▶ [INFORMATION SHOWN]
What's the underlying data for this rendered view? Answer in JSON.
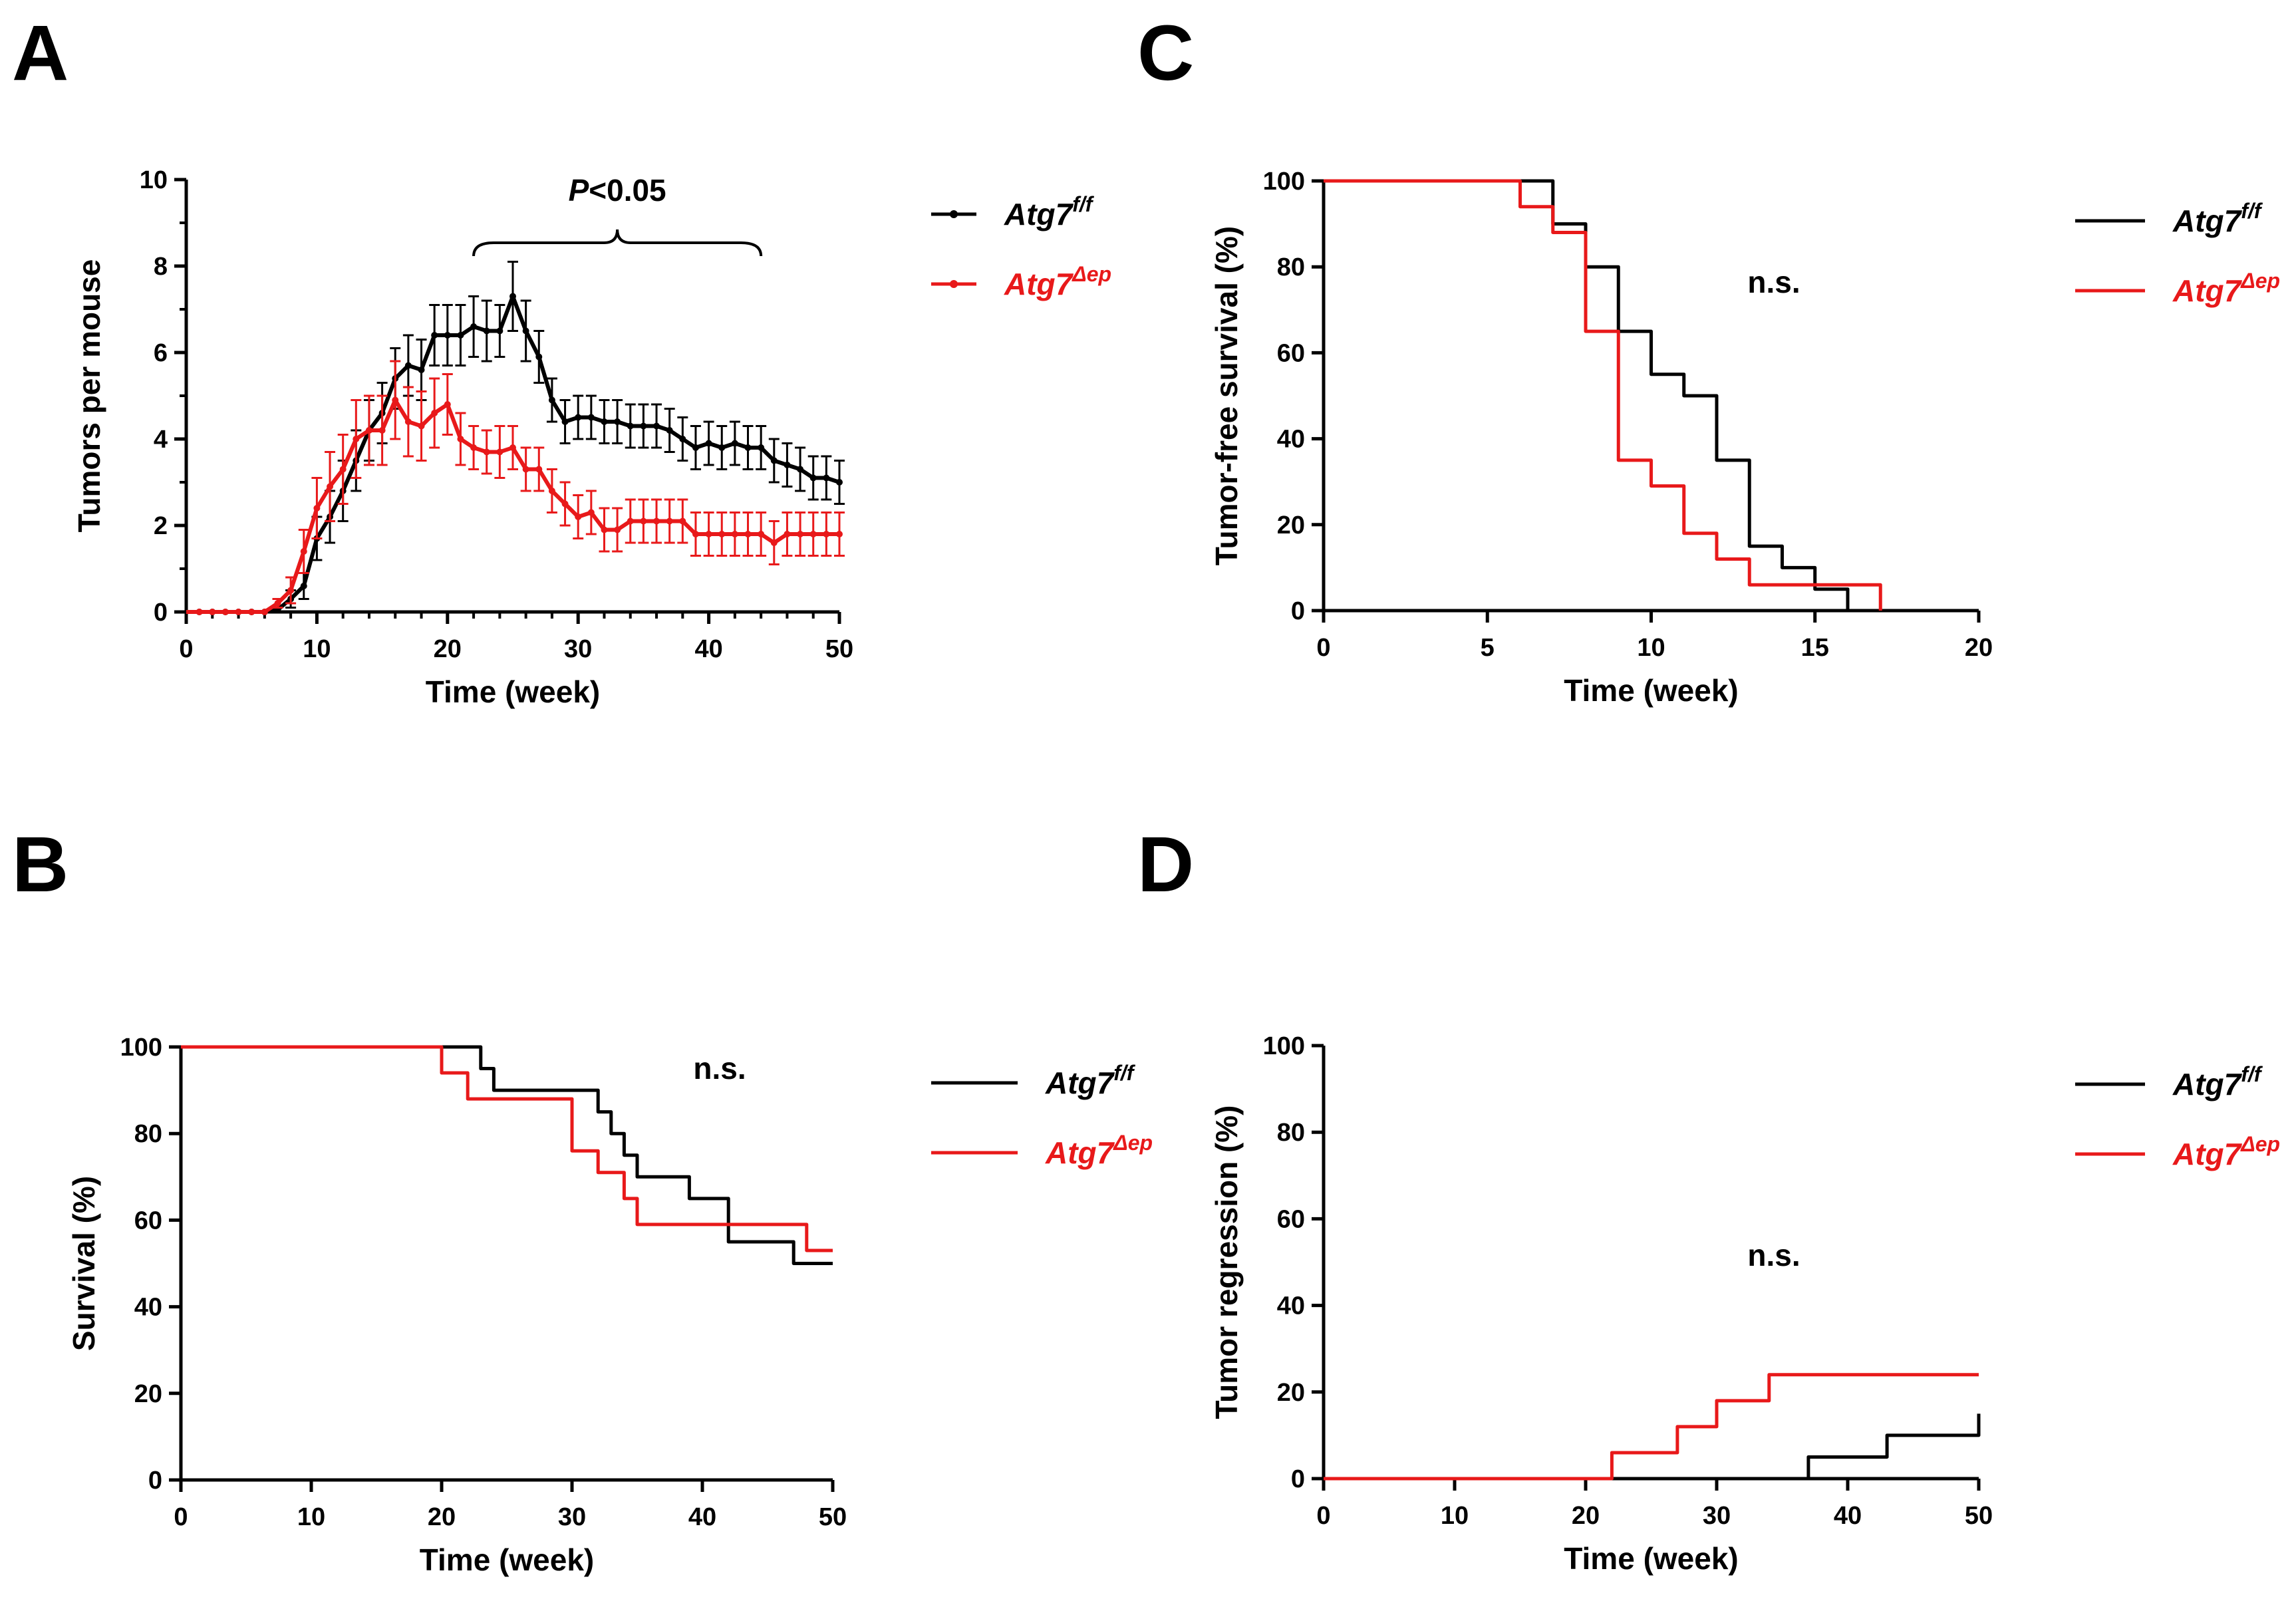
{
  "figure": {
    "panels": [
      "A",
      "B",
      "C",
      "D"
    ]
  },
  "colors": {
    "flox": "#000000",
    "dep": "#e8191a"
  },
  "legend": {
    "flox": {
      "main": "Atg7",
      "sup": "f/f"
    },
    "dep": {
      "main": "Atg7",
      "sup": "Δep"
    }
  },
  "chart_data": [
    {
      "panel": "A",
      "type": "line",
      "xlabel": "Time (week)",
      "ylabel": "Tumors per mouse",
      "xlim": [
        0,
        50
      ],
      "ylim": [
        0,
        10
      ],
      "xticks": [
        0,
        10,
        20,
        30,
        40,
        50
      ],
      "yticks": [
        0,
        2,
        4,
        6,
        8,
        10
      ],
      "annotation": {
        "italic": "P",
        "rest": "<0.05",
        "bracket_from": 22,
        "bracket_to": 44
      },
      "series": [
        {
          "name": "Atg7 f/f",
          "key": "flox",
          "x": [
            1,
            2,
            3,
            4,
            5,
            6,
            7,
            8,
            9,
            10,
            11,
            12,
            13,
            14,
            15,
            16,
            17,
            18,
            19,
            20,
            21,
            22,
            23,
            24,
            25,
            26,
            27,
            28,
            29,
            30,
            31,
            32,
            33,
            34,
            35,
            36,
            37,
            38,
            39,
            40,
            41,
            42,
            43,
            44,
            45,
            46,
            47,
            48,
            49,
            50
          ],
          "y": [
            0,
            0,
            0,
            0,
            0,
            0,
            0.05,
            0.3,
            0.6,
            1.7,
            2.2,
            2.8,
            3.5,
            4.2,
            4.6,
            5.4,
            5.7,
            5.6,
            6.4,
            6.4,
            6.4,
            6.6,
            6.5,
            6.5,
            7.3,
            6.5,
            5.9,
            4.9,
            4.4,
            4.5,
            4.5,
            4.4,
            4.4,
            4.3,
            4.3,
            4.3,
            4.2,
            4.0,
            3.8,
            3.9,
            3.8,
            3.9,
            3.8,
            3.8,
            3.5,
            3.4,
            3.3,
            3.1,
            3.1,
            3.0
          ],
          "err": [
            0,
            0,
            0,
            0,
            0,
            0,
            0.05,
            0.2,
            0.3,
            0.5,
            0.6,
            0.7,
            0.7,
            0.7,
            0.7,
            0.7,
            0.7,
            0.7,
            0.7,
            0.7,
            0.7,
            0.7,
            0.7,
            0.6,
            0.8,
            0.7,
            0.6,
            0.5,
            0.5,
            0.5,
            0.5,
            0.5,
            0.5,
            0.5,
            0.5,
            0.5,
            0.5,
            0.5,
            0.5,
            0.5,
            0.5,
            0.5,
            0.5,
            0.5,
            0.5,
            0.5,
            0.5,
            0.5,
            0.5,
            0.5
          ]
        },
        {
          "name": "Atg7 Δep",
          "key": "dep",
          "x": [
            1,
            2,
            3,
            4,
            5,
            6,
            7,
            8,
            9,
            10,
            11,
            12,
            13,
            14,
            15,
            16,
            17,
            18,
            19,
            20,
            21,
            22,
            23,
            24,
            25,
            26,
            27,
            28,
            29,
            30,
            31,
            32,
            33,
            34,
            35,
            36,
            37,
            38,
            39,
            40,
            41,
            42,
            43,
            44,
            45,
            46,
            47,
            48,
            49,
            50
          ],
          "y": [
            0,
            0,
            0,
            0,
            0,
            0,
            0.2,
            0.5,
            1.4,
            2.4,
            2.9,
            3.3,
            4.0,
            4.2,
            4.2,
            4.9,
            4.4,
            4.3,
            4.6,
            4.8,
            4.0,
            3.8,
            3.7,
            3.7,
            3.8,
            3.3,
            3.3,
            2.8,
            2.5,
            2.2,
            2.3,
            1.9,
            1.9,
            2.1,
            2.1,
            2.1,
            2.1,
            2.1,
            1.8,
            1.8,
            1.8,
            1.8,
            1.8,
            1.8,
            1.6,
            1.8,
            1.8,
            1.8,
            1.8,
            1.8
          ],
          "err": [
            0,
            0,
            0,
            0,
            0,
            0,
            0.1,
            0.3,
            0.5,
            0.7,
            0.8,
            0.8,
            0.9,
            0.8,
            0.8,
            0.9,
            0.8,
            0.8,
            0.8,
            0.7,
            0.6,
            0.5,
            0.5,
            0.6,
            0.5,
            0.5,
            0.5,
            0.5,
            0.5,
            0.5,
            0.5,
            0.5,
            0.5,
            0.5,
            0.5,
            0.5,
            0.5,
            0.5,
            0.5,
            0.5,
            0.5,
            0.5,
            0.5,
            0.5,
            0.5,
            0.5,
            0.5,
            0.5,
            0.5,
            0.5
          ]
        }
      ]
    },
    {
      "panel": "B",
      "type": "line",
      "step": true,
      "xlabel": "Time (week)",
      "ylabel": "Survival (%)",
      "xlim": [
        0,
        50
      ],
      "ylim": [
        0,
        100
      ],
      "xticks": [
        0,
        10,
        20,
        30,
        40,
        50
      ],
      "yticks": [
        0,
        20,
        40,
        60,
        80,
        100
      ],
      "annotation": "n.s.",
      "series": [
        {
          "name": "Atg7 f/f",
          "key": "flox",
          "x": [
            0,
            23,
            24,
            32,
            33,
            34,
            35,
            39,
            42,
            47,
            50
          ],
          "y": [
            100,
            95,
            90,
            85,
            80,
            75,
            70,
            65,
            55,
            50,
            50
          ]
        },
        {
          "name": "Atg7 Δep",
          "key": "dep",
          "x": [
            0,
            20,
            22,
            30,
            32,
            34,
            35,
            48,
            50
          ],
          "y": [
            100,
            94,
            88,
            76,
            71,
            65,
            59,
            53,
            53
          ]
        }
      ]
    },
    {
      "panel": "C",
      "type": "line",
      "step": true,
      "xlabel": "Time (week)",
      "ylabel": "Tumor-free survival (%)",
      "xlim": [
        0,
        20
      ],
      "ylim": [
        0,
        100
      ],
      "xticks": [
        0,
        5,
        10,
        15,
        20
      ],
      "yticks": [
        0,
        20,
        40,
        60,
        80,
        100
      ],
      "annotation": "n.s.",
      "series": [
        {
          "name": "Atg7 f/f",
          "key": "flox",
          "x": [
            0,
            7,
            8,
            9,
            10,
            11,
            12,
            13,
            14,
            15,
            16
          ],
          "y": [
            100,
            90,
            80,
            65,
            55,
            50,
            35,
            15,
            10,
            5,
            0
          ]
        },
        {
          "name": "Atg7 Δep",
          "key": "dep",
          "x": [
            0,
            6,
            7,
            8,
            9,
            10,
            11,
            12,
            13,
            17
          ],
          "y": [
            100,
            94,
            88,
            65,
            35,
            29,
            18,
            12,
            6,
            0
          ]
        }
      ]
    },
    {
      "panel": "D",
      "type": "line",
      "step": true,
      "xlabel": "Time (week)",
      "ylabel": "Tumor regression (%)",
      "xlim": [
        0,
        50
      ],
      "ylim": [
        0,
        100
      ],
      "xticks": [
        0,
        10,
        20,
        30,
        40,
        50
      ],
      "yticks": [
        0,
        20,
        40,
        60,
        80,
        100
      ],
      "annotation": "n.s.",
      "series": [
        {
          "name": "Atg7 f/f",
          "key": "flox",
          "x": [
            0,
            37,
            43,
            50,
            50
          ],
          "y": [
            0,
            5,
            10,
            10,
            15
          ]
        },
        {
          "name": "Atg7 Δep",
          "key": "dep",
          "x": [
            0,
            22,
            27,
            30,
            34,
            50
          ],
          "y": [
            0,
            6,
            12,
            18,
            24,
            24
          ]
        }
      ]
    }
  ]
}
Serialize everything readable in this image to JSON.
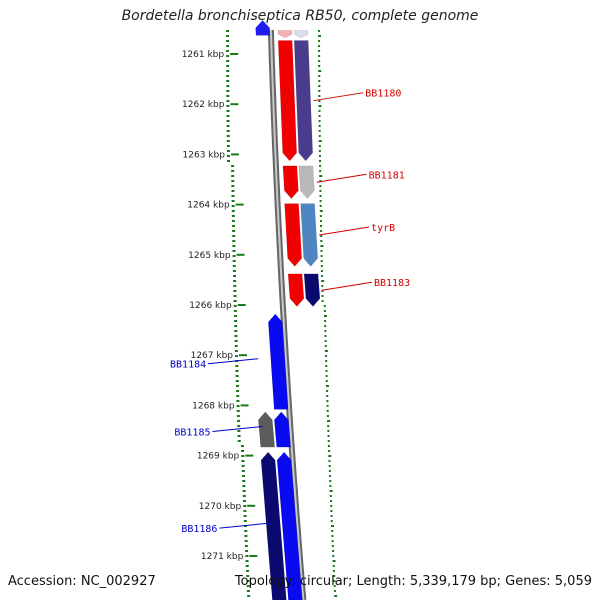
{
  "title": "Bordetella bronchiseptica RB50, complete genome",
  "footer": {
    "accession": "Accession: NC_002927",
    "summary": "Topology: circular; Length: 5,339,179 bp; Genes: 5,059"
  },
  "scale_labels": [
    "1261 kbp",
    "1262 kbp",
    "1263 kbp",
    "1264 kbp",
    "1265 kbp",
    "1266 kbp",
    "1267 kbp",
    "1268 kbp",
    "1269 kbp",
    "1270 kbp",
    "1271 kbp"
  ],
  "genes": [
    {
      "id": "g-top-blue",
      "strand": "reverse",
      "start": 1260.35,
      "end": 1260.65,
      "color": "#1e1ef0",
      "label": ""
    },
    {
      "id": "g-top-pink",
      "strand": "forward",
      "start": 1260.55,
      "end": 1260.7,
      "color": "#f4b0b0",
      "label": ""
    },
    {
      "id": "g-top-light",
      "strand": "forward-inner",
      "start": 1260.55,
      "end": 1260.7,
      "color": "#dcdcec",
      "label": ""
    },
    {
      "id": "bb1180a",
      "strand": "forward",
      "start": 1260.75,
      "end": 1263.15,
      "color": "#f00000",
      "label": ""
    },
    {
      "id": "bb1180",
      "strand": "forward-inner",
      "start": 1260.75,
      "end": 1263.15,
      "color": "#4a3c8c",
      "label": "BB1180"
    },
    {
      "id": "bb1181a",
      "strand": "forward",
      "start": 1263.25,
      "end": 1263.9,
      "color": "#f00000",
      "label": ""
    },
    {
      "id": "bb1181",
      "strand": "forward-inner",
      "start": 1263.25,
      "end": 1263.9,
      "color": "#b8b8b8",
      "label": "BB1181"
    },
    {
      "id": "tyrBa",
      "strand": "forward",
      "start": 1264.0,
      "end": 1265.25,
      "color": "#f00000",
      "label": ""
    },
    {
      "id": "tyrB",
      "strand": "forward-inner",
      "start": 1264.0,
      "end": 1265.25,
      "color": "#4f86c2",
      "label": "tyrB"
    },
    {
      "id": "bb1183a",
      "strand": "forward",
      "start": 1265.4,
      "end": 1266.05,
      "color": "#f00000",
      "label": ""
    },
    {
      "id": "bb1183",
      "strand": "forward-inner",
      "start": 1265.4,
      "end": 1266.05,
      "color": "#0a0a6e",
      "label": "BB1183"
    },
    {
      "id": "bb1184",
      "strand": "reverse",
      "start": 1266.2,
      "end": 1268.1,
      "color": "#0a0af0",
      "label": "BB1184"
    },
    {
      "id": "bb1185a",
      "strand": "reverse-outer",
      "start": 1268.15,
      "end": 1268.85,
      "color": "#5c5c5c",
      "label": ""
    },
    {
      "id": "bb1185",
      "strand": "reverse",
      "start": 1268.15,
      "end": 1268.85,
      "color": "#0a0af0",
      "label": "BB1185"
    },
    {
      "id": "bb1186a",
      "strand": "reverse-outer",
      "start": 1268.95,
      "end": 1271.9,
      "color": "#0a0a70",
      "label": ""
    },
    {
      "id": "bb1186",
      "strand": "reverse",
      "start": 1268.95,
      "end": 1271.9,
      "color": "#0a0af0",
      "label": "BB1186"
    }
  ],
  "colors": {
    "backbone": "#8a8a8a",
    "gc_dots": "#1a7a1a",
    "forward_label": "#d00000",
    "reverse_label": "#0000c8"
  }
}
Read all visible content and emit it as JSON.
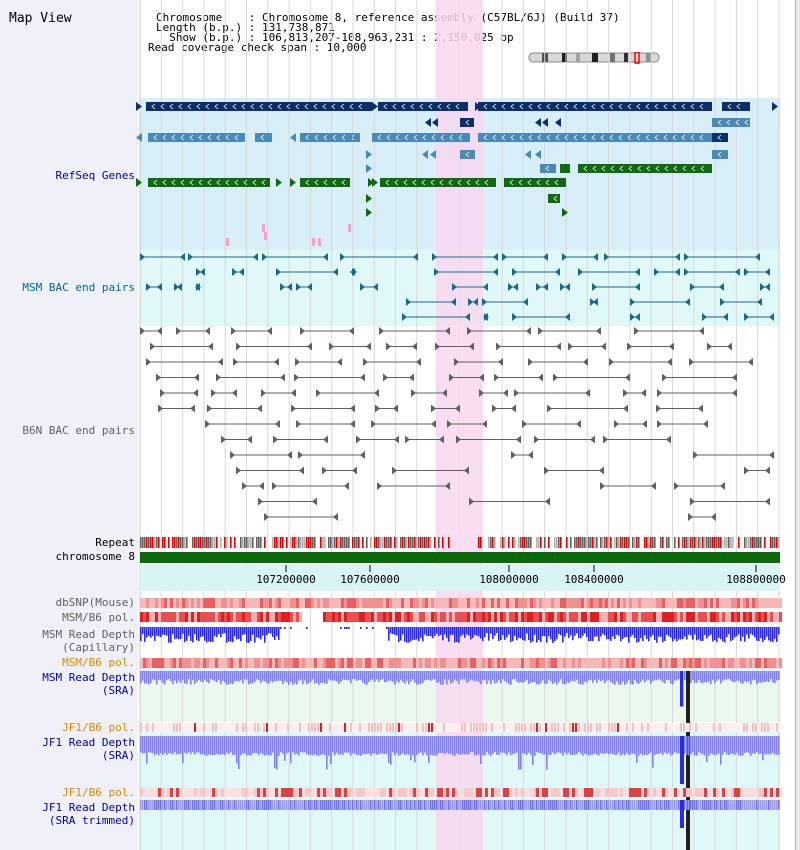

▶ [WHAT YOU WILL DO] Search the entries above for the string "ylabel", and report each line where it occurs.

▶ [COMPLETED TASK]
      "ylabel": "Tumors per mouse",
      "ylabel": "Survival (%)",
      "ylabel": "Tumor-free survival (%)",
      "ylabel": "Tumor regression (%)",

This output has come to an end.